> Given records:
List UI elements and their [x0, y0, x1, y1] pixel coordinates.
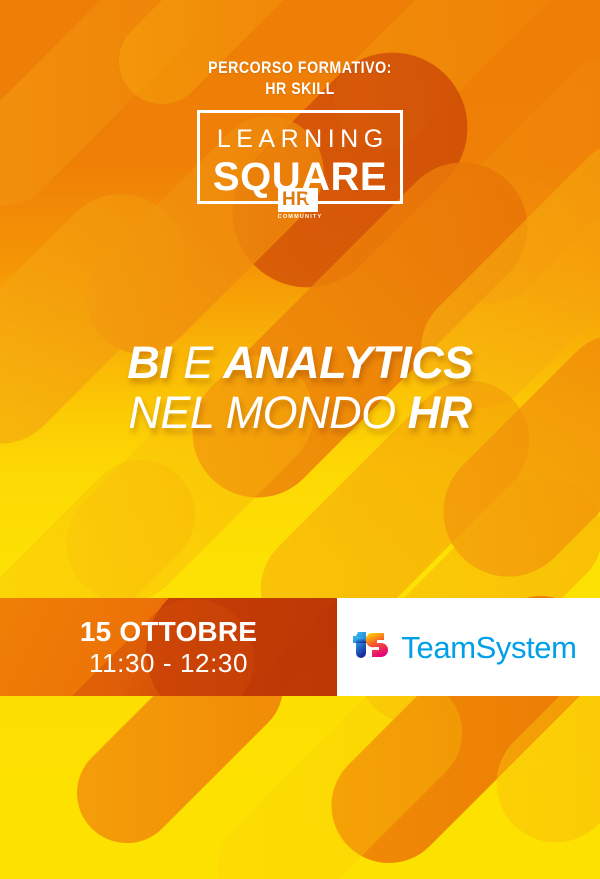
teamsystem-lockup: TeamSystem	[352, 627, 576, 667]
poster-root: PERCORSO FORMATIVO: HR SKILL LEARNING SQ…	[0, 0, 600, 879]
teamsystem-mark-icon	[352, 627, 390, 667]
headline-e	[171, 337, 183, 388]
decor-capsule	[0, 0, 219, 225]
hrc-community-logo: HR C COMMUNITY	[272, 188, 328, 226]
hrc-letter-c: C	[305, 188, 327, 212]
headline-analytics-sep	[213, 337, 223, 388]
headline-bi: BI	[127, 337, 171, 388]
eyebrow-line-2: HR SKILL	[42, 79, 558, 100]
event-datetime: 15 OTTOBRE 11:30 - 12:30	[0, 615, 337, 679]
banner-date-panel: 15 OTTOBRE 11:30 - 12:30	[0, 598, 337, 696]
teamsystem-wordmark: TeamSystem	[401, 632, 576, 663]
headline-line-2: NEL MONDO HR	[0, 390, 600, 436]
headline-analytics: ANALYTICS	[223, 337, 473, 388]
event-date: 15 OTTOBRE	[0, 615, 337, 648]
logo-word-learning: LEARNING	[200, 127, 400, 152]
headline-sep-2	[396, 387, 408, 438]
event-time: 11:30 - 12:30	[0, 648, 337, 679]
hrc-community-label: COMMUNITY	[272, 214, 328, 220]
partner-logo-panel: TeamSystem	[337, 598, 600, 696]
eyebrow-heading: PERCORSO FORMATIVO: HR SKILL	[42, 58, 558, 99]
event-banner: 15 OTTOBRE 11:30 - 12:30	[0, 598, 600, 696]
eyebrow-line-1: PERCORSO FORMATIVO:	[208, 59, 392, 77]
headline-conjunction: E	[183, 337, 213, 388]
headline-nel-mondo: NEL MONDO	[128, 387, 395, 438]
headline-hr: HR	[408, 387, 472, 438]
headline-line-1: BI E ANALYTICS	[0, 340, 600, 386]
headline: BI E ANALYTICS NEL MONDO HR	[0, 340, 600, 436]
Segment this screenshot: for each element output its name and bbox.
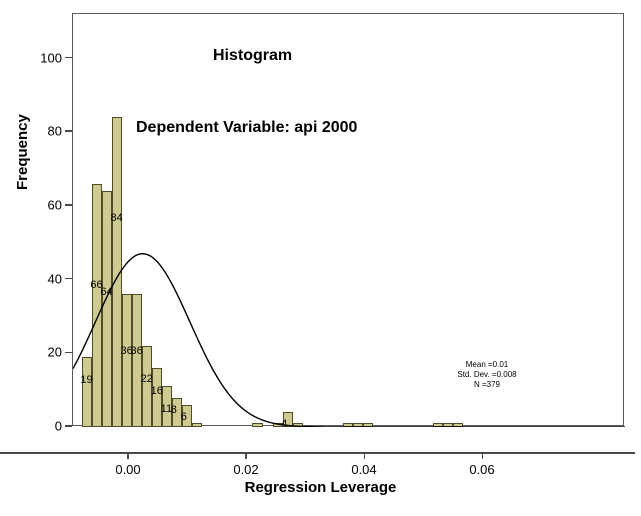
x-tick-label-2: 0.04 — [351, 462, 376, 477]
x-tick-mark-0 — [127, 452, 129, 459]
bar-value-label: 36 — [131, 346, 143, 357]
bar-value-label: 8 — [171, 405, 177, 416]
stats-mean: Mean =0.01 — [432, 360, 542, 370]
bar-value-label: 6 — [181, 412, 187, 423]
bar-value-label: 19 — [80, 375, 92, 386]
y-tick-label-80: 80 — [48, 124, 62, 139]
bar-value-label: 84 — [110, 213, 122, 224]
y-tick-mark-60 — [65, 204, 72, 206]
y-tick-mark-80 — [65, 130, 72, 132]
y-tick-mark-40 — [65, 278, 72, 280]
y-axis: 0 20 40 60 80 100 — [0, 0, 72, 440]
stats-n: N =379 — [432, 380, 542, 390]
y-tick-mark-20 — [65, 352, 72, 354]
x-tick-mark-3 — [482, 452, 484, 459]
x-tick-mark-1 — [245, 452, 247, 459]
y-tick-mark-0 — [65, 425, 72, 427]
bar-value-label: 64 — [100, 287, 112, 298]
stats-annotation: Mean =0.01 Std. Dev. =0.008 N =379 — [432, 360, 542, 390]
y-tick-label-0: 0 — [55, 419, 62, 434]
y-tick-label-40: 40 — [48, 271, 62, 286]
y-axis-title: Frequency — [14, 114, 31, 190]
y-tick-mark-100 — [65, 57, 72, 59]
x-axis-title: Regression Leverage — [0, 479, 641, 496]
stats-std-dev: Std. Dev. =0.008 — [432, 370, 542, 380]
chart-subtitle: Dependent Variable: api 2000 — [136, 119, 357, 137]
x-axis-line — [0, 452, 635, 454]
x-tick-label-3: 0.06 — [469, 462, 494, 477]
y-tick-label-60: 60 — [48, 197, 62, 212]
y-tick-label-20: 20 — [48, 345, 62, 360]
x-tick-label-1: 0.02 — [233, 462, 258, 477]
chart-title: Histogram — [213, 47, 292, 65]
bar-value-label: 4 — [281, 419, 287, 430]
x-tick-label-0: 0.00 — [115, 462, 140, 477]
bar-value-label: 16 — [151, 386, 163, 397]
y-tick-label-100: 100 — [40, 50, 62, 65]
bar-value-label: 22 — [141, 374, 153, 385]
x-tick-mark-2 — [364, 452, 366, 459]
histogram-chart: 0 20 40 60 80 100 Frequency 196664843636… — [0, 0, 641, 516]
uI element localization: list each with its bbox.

--

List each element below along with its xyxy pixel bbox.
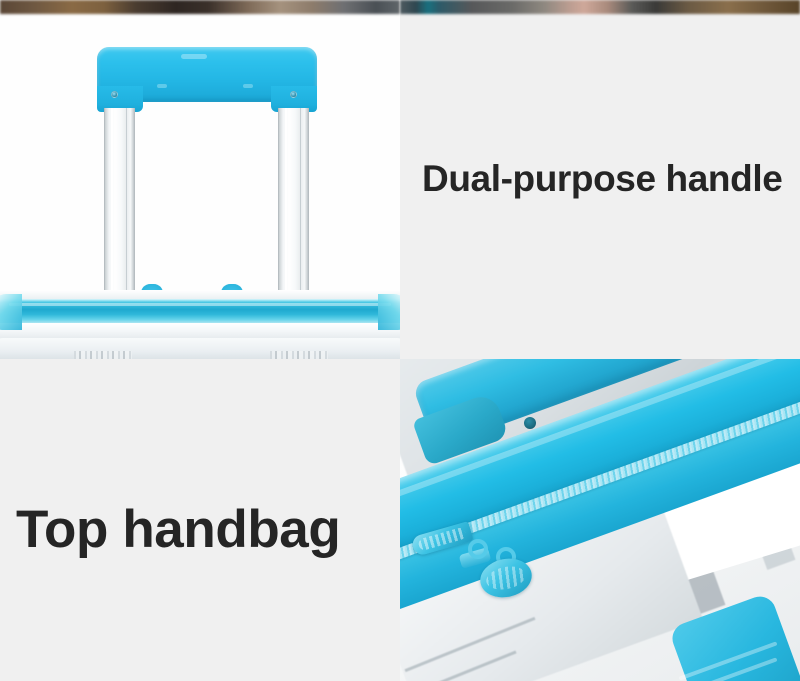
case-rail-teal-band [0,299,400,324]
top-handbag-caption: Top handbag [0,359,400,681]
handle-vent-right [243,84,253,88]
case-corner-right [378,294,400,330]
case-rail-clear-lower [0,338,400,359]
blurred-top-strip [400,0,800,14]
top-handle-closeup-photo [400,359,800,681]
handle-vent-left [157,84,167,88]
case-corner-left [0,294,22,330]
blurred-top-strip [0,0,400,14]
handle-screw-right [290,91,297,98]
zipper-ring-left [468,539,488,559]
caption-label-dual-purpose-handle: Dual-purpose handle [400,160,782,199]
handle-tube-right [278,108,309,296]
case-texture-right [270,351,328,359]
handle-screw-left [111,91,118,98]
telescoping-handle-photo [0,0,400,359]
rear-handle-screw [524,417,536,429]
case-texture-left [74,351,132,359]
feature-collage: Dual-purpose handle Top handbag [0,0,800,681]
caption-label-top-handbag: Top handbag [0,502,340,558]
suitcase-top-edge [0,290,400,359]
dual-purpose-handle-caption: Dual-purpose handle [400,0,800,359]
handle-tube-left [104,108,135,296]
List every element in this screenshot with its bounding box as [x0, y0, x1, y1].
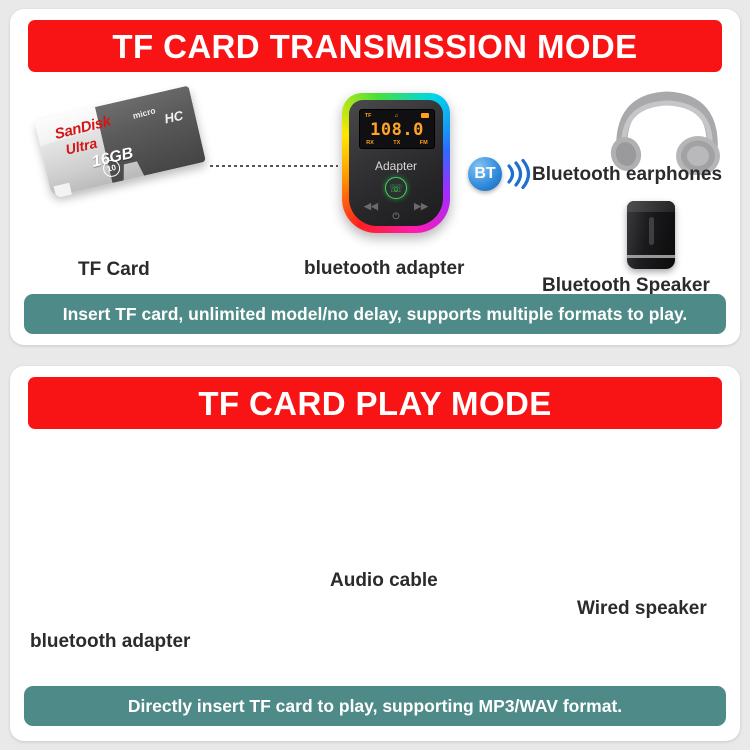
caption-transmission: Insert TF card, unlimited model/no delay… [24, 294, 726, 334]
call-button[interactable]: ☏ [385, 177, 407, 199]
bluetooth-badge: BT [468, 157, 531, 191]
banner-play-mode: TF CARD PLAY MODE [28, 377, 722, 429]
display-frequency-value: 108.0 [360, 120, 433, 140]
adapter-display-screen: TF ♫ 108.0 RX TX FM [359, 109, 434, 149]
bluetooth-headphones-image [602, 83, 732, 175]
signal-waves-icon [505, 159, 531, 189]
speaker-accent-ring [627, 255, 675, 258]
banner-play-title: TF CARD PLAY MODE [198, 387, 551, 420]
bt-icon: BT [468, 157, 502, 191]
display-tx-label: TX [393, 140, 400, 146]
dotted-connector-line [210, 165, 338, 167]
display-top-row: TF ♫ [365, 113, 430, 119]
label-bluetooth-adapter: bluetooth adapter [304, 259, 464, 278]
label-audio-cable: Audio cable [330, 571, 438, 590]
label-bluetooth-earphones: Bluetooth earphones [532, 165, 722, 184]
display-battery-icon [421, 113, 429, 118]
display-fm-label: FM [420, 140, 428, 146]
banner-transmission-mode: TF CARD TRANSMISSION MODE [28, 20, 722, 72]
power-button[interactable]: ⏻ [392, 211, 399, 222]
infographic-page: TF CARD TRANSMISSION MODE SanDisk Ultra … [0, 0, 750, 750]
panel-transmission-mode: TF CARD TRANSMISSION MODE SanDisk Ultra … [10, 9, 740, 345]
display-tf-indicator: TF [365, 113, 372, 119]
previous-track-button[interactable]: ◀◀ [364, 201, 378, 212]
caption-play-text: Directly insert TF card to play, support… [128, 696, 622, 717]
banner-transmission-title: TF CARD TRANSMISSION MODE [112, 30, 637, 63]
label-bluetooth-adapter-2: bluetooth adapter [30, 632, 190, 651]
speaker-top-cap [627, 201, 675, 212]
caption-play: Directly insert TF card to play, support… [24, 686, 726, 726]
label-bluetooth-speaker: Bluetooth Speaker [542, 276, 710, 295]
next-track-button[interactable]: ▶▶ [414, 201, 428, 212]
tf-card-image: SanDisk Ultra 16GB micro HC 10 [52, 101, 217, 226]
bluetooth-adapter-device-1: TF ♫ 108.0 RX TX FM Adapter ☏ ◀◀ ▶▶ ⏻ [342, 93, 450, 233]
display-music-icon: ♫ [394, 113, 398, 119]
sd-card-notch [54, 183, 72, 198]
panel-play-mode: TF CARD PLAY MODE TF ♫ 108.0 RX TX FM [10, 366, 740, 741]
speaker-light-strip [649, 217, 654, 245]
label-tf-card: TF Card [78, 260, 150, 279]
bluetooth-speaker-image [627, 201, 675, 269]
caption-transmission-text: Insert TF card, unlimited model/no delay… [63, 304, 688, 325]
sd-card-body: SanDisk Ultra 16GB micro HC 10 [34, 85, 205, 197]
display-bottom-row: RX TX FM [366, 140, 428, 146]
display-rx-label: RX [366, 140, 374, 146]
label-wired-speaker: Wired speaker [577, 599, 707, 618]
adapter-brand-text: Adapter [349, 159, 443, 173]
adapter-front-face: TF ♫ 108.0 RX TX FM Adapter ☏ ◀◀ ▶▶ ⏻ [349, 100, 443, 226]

> Description of the task: Reproduce the lines of the listing verbatim, starting at the line containing "627, 576, 667]" and ending at the line containing "79, 558, 100]", with both of those lines included.

> Result of the task:
teamsystem-lockup: TeamSystem	[352, 627, 576, 667]
poster-root: PERCORSO FORMATIVO: HR SKILL LEARNING SQ…	[0, 0, 600, 879]
teamsystem-mark-icon	[352, 627, 390, 667]
headline-e	[171, 337, 183, 388]
decor-capsule	[0, 0, 219, 225]
hrc-community-logo: HR C COMMUNITY	[272, 188, 328, 226]
hrc-letter-c: C	[305, 188, 327, 212]
headline-analytics-sep	[213, 337, 223, 388]
headline-bi: BI	[127, 337, 171, 388]
eyebrow-line-2: HR SKILL	[42, 79, 558, 100]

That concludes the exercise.